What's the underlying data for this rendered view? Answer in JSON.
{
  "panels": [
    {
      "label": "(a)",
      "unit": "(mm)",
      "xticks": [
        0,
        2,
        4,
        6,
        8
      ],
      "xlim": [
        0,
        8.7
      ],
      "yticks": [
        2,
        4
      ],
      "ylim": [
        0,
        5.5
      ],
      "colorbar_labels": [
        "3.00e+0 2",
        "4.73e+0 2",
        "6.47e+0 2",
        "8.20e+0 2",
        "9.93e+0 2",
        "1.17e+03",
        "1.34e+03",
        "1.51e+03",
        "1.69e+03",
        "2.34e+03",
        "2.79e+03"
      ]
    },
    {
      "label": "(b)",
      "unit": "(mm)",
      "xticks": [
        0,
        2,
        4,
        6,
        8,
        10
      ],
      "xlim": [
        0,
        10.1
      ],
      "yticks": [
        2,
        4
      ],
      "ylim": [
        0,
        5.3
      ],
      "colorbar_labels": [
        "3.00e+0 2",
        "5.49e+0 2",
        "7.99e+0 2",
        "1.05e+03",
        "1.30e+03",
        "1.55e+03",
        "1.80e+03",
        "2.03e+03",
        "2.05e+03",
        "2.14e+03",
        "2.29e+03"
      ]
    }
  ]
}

◇ ◇ ◇ ◇ ◇ ◇ ◇

Given instruction → Write each line above out exactly.

Task result →
What's the underlying data for this rendered view? Answer in JSON.
{
  "panels": [
    {
      "label": "(a)",
      "unit": "(mm)",
      "xticks": [
        0,
        2,
        4,
        6,
        8
      ],
      "xlim": [
        0,
        8.7
      ],
      "yticks": [
        2,
        4
      ],
      "ylim": [
        0,
        5.5
      ],
      "colorbar_labels": [
        "3.00e+0 2",
        "4.73e+0 2",
        "6.47e+0 2",
        "8.20e+0 2",
        "9.93e+0 2",
        "1.17e+03",
        "1.34e+03",
        "1.51e+03",
        "1.69e+03",
        "2.34e+03",
        "2.79e+03"
      ]
    },
    {
      "label": "(b)",
      "unit": "(mm)",
      "xticks": [
        0,
        2,
        4,
        6,
        8,
        10
      ],
      "xlim": [
        0,
        10.1
      ],
      "yticks": [
        2,
        4
      ],
      "ylim": [
        0,
        5.3
      ],
      "colorbar_labels": [
        "3.00e+0 2",
        "5.49e+0 2",
        "7.99e+0 2",
        "1.05e+03",
        "1.30e+03",
        "1.55e+03",
        "1.80e+03",
        "2.03e+03",
        "2.05e+03",
        "2.14e+03",
        "2.29e+03"
      ]
    }
  ]
}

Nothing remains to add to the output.